== RECORDS TO USE ==
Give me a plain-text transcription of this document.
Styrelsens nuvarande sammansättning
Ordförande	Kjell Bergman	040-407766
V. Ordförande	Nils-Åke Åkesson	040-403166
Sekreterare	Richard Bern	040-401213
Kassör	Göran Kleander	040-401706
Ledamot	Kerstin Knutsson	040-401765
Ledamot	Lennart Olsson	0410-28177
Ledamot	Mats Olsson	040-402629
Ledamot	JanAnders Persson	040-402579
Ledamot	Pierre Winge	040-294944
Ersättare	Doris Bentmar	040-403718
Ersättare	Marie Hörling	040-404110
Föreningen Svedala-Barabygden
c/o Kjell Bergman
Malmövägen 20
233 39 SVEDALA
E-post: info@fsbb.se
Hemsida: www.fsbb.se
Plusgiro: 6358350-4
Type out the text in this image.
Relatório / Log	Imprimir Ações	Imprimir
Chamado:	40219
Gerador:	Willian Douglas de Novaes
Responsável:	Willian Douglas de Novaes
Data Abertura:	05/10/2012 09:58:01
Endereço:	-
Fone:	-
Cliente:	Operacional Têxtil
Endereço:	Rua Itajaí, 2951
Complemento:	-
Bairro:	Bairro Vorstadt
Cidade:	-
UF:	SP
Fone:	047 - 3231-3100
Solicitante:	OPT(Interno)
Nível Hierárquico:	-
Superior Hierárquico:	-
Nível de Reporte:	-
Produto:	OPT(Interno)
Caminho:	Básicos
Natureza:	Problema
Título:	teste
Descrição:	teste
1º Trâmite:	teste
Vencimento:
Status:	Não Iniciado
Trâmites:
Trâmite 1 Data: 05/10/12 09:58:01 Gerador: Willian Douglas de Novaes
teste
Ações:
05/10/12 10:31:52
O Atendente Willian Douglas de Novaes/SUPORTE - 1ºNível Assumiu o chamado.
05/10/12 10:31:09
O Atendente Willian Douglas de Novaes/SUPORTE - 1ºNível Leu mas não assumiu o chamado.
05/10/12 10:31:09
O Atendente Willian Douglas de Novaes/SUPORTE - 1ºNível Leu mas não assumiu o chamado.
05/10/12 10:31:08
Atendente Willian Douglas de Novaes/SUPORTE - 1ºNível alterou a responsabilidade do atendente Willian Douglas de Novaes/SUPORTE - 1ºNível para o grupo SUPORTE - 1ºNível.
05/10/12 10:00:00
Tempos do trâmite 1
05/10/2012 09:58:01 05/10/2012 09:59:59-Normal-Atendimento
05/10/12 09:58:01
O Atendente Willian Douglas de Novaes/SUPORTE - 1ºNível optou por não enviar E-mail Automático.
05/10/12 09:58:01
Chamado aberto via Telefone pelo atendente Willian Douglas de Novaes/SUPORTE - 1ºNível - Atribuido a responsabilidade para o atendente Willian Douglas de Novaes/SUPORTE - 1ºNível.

--

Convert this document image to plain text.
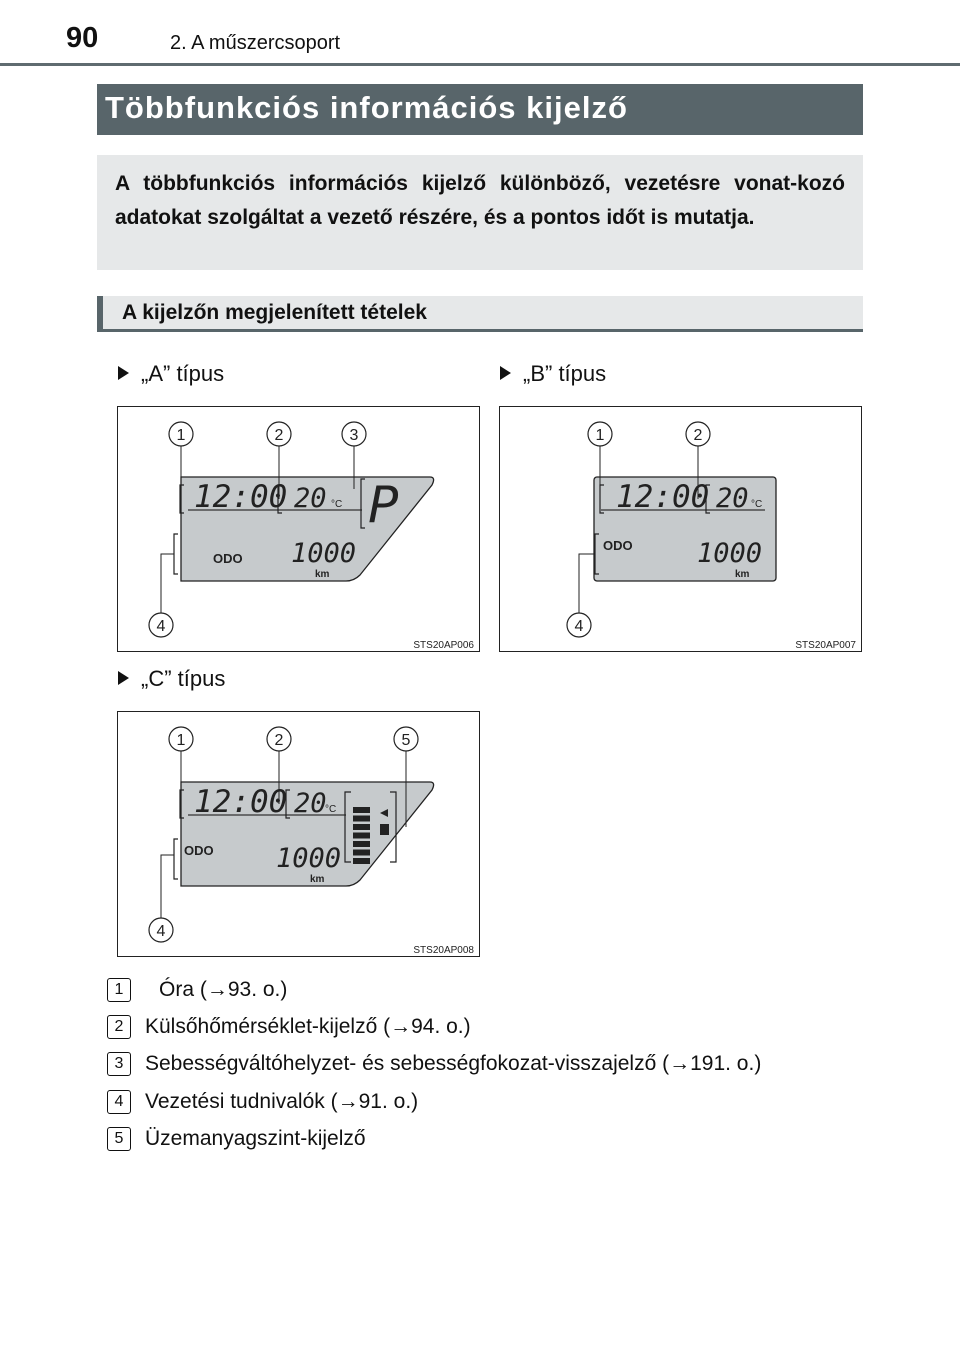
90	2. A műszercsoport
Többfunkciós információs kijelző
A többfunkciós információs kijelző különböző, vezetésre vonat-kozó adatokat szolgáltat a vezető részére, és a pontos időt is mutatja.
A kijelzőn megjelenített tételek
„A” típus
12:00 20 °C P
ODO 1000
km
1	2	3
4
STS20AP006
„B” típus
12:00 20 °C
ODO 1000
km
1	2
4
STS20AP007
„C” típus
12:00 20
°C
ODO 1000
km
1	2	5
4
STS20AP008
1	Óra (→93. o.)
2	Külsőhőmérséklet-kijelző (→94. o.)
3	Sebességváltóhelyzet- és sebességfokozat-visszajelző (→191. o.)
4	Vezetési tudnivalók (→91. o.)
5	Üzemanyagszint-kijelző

== OBJECTIVE ==
Isolate the lines that hold the word "document" and copy all of them.

== RESULT OF THIS TASK ==
Give me a plain-text transcription of this document.
Convert this document image to plain text.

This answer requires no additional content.